> Objetivo do exercício:
Responda com base no texto sobre a estiagem e o rio São Francisco:
1. O que o grande centro de alta pressão no Sudeste dificulta?
2. Qual ministério responde pelo projeto de transposição das águas do São Francisco?
3. Quantos quilômetros de canais de concreto a obra prevê, e em quantos estados?

> Texto fornecido:
Mas o que interessa no caso não é saber se a deriva do sistema
atmosférico que resultou na presença de um grande centro de alta pressão
(ar seco que desce e dificulta a entrada de frentes frias que geram a
precipitação) no Sudeste brasileiro está associada às mudanças
climáticas ou à variação normal do clima. O que interessa notar é que
isso aconteceu, está acontecendo e pode voltar a acontecer. E, nos dois
lados dessa controvérsia, esses eventos cabem.
Outro fato importantíssimo a se notar diante da estiagem é que o
Brasil, em todas as escalas do seu Estado, não tem mecanismos nem
recursos suficientes para lidar com estiagens.
Por tudo isso cabe um comentário sobre a transposição das águas do São
Francisco, projeto elaborado, e em andamento, sob a responsabilidade da
federação, especificamente do Ministério da Integração Nacional. Vale
lembrar que, pela extensão de sua bacia e de seu percurso linear, o São
Francisco era chamado de o rio da integração nacional. Com esse projeto
exige-se mais do rio e pretende-se que ele integre ainda mais. A obra
prevê a construção de mais de 700 quilômetros de canais de concreto em
dois grandes eixos (norte e leste) ao longo do território de quatro
estados (Pernambuco, Paraíba, Ceará e Rio Grande do Norte) para o desvio
de suas águas.
Embora outras transposições de rios tenham sido feitas no mundo, isso
não garante o sucesso no caso do São Francisco, até porque nem todas
foram bem-sucedidas. Uma obra desse porte exige estudos múltiplos e
muito detalhados. Obriga que se reflita sobre todas as novas interações
que vão se estabelecer, visto que estamos diante de uma intervenção
complexa. Por essa razão, longos estudos de impacto ambiental foram
realizados, com listagem e demonstrações exaustivas de cada um deles.

Registros de um conjunto de dados:

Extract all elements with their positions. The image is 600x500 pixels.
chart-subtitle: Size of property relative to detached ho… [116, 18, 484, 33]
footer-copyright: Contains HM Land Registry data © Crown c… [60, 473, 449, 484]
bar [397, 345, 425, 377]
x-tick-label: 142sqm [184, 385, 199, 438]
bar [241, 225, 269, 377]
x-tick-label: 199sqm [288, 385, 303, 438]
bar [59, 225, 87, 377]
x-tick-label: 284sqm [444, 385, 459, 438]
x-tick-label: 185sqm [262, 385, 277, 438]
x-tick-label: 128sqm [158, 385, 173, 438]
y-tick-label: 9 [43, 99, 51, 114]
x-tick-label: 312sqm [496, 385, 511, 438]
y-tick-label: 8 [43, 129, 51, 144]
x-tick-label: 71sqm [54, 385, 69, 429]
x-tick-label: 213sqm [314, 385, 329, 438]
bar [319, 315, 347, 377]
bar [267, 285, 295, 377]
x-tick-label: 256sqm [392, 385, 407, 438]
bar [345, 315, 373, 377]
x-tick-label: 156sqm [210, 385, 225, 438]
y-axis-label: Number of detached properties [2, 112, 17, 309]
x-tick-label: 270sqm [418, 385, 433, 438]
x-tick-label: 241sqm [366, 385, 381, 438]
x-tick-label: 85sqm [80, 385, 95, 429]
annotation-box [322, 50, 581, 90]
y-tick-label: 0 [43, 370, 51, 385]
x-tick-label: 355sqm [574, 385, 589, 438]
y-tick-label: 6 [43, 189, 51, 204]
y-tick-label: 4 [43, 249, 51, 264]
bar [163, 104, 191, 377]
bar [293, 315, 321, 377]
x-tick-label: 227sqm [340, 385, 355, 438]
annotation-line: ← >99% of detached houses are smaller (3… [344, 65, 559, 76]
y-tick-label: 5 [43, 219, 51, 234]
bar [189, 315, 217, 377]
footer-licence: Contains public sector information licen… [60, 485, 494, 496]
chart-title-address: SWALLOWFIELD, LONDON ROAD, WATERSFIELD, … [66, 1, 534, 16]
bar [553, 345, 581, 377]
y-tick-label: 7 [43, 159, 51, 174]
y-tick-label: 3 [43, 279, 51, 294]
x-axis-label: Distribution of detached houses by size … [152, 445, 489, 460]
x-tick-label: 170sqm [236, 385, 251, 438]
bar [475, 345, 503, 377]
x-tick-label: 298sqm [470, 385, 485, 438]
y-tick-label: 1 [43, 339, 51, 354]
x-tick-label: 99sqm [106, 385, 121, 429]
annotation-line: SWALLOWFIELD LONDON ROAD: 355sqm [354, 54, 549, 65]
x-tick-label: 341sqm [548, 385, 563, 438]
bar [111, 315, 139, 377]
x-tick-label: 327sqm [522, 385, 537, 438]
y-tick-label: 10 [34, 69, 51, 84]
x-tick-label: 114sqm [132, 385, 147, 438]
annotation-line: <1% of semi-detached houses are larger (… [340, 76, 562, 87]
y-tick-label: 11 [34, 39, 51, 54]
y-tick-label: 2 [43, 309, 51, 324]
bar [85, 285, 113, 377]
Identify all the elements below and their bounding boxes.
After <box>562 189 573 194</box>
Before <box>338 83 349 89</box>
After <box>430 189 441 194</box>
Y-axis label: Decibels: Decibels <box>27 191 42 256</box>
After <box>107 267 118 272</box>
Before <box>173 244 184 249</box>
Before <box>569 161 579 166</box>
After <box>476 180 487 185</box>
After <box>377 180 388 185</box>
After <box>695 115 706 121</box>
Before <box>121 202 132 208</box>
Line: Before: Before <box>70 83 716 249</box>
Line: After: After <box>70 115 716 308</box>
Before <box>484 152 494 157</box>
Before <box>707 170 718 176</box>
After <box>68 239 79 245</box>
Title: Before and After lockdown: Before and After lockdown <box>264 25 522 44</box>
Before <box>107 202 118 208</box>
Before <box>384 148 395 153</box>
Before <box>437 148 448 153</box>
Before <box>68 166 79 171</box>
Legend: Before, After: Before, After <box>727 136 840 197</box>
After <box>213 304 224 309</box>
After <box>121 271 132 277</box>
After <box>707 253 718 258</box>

> Resposta:
1. Dificulta a entrada de frentes frias que geram a precipitação.
2. O Ministério da Integração Nacional.
3. Mais de 700 quilômetros de canais, em quatro estados: Pernambuco, Paraíba, Ceará e Rio Grande do Norte.